● PROBLEM:
Identify the lines containing the word "Neochota". Copy each one.

begin DATA IN THIS EXERCISE

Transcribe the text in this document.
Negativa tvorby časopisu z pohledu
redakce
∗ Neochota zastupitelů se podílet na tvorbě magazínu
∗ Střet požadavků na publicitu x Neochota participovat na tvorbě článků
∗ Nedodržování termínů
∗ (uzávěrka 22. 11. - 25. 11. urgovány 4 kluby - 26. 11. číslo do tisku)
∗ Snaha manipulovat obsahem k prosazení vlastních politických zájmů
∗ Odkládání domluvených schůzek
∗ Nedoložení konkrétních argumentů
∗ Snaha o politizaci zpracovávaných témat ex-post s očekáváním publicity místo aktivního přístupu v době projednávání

end DATA IN THIS EXERCISE

● TASK ANSWER:
∗ Neochota zastupitelů se podílet na tvorbě magazínu
∗ Střet požadavků na publicitu x Neochota participovat na tvorbě článků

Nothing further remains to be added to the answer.